TO DO
From the entries below, copy every line that holds the word "title".
=== ITEMS ===
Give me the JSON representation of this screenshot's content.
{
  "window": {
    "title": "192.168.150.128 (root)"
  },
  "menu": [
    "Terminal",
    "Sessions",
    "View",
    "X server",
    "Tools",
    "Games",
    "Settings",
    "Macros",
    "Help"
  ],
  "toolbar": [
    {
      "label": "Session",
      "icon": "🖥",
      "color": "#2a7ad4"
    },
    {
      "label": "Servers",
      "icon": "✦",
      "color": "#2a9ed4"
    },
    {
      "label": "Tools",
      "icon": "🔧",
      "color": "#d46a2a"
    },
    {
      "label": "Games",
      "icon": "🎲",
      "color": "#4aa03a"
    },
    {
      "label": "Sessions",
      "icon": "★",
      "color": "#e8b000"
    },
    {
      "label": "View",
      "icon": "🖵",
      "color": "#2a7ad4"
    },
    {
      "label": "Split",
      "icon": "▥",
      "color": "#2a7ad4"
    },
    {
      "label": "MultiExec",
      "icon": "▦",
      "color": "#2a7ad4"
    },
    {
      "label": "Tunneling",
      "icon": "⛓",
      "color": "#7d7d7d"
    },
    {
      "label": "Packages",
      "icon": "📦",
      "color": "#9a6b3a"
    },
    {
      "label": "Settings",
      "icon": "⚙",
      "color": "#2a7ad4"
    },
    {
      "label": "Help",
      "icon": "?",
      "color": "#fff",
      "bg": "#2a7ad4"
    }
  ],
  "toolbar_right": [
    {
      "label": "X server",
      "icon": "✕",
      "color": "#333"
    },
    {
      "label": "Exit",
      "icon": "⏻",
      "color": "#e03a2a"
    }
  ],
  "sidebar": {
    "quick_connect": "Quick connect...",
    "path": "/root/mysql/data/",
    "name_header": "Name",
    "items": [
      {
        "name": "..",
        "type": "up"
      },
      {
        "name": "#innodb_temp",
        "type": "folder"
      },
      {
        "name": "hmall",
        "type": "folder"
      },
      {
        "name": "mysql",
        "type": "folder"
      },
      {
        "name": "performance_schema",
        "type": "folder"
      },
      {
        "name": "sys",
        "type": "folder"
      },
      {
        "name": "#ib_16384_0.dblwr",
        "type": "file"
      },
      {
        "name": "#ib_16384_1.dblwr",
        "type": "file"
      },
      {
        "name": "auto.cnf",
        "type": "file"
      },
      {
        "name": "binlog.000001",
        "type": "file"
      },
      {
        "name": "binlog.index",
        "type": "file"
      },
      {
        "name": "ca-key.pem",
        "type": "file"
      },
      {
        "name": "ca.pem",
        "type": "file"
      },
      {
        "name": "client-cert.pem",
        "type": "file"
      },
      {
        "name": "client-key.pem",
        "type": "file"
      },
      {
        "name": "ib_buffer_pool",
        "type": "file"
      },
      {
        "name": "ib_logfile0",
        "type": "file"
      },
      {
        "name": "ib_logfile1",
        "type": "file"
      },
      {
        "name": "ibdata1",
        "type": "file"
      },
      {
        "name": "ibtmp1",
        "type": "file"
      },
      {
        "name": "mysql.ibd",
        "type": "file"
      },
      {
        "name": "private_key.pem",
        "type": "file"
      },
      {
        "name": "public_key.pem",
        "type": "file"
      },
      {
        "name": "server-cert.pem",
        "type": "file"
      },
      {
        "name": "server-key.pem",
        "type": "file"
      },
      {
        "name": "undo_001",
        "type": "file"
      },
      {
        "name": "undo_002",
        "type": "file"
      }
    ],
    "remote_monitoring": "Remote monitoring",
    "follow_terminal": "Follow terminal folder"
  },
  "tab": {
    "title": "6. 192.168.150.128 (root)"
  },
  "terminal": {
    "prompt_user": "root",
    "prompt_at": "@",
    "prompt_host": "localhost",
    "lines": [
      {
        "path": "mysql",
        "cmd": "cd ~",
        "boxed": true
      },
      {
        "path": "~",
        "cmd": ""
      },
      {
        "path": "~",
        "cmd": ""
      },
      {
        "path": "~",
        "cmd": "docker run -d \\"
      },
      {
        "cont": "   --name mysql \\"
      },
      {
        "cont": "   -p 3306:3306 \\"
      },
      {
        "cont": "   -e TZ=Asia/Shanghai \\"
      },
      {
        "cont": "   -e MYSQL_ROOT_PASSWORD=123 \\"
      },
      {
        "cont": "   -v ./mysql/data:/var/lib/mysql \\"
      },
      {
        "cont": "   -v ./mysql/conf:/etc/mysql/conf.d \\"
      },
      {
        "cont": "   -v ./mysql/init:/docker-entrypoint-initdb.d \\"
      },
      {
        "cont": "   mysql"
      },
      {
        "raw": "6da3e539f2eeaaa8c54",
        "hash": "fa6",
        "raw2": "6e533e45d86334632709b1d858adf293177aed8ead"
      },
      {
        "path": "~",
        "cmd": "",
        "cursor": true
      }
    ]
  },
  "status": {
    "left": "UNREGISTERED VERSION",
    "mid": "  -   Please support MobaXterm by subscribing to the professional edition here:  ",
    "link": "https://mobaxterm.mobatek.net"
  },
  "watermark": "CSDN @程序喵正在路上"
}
===
CORRECT RESPONSE
    "title": "192.168.150.128 (root)"
    "title": "6. 192.168.150.128 (root)"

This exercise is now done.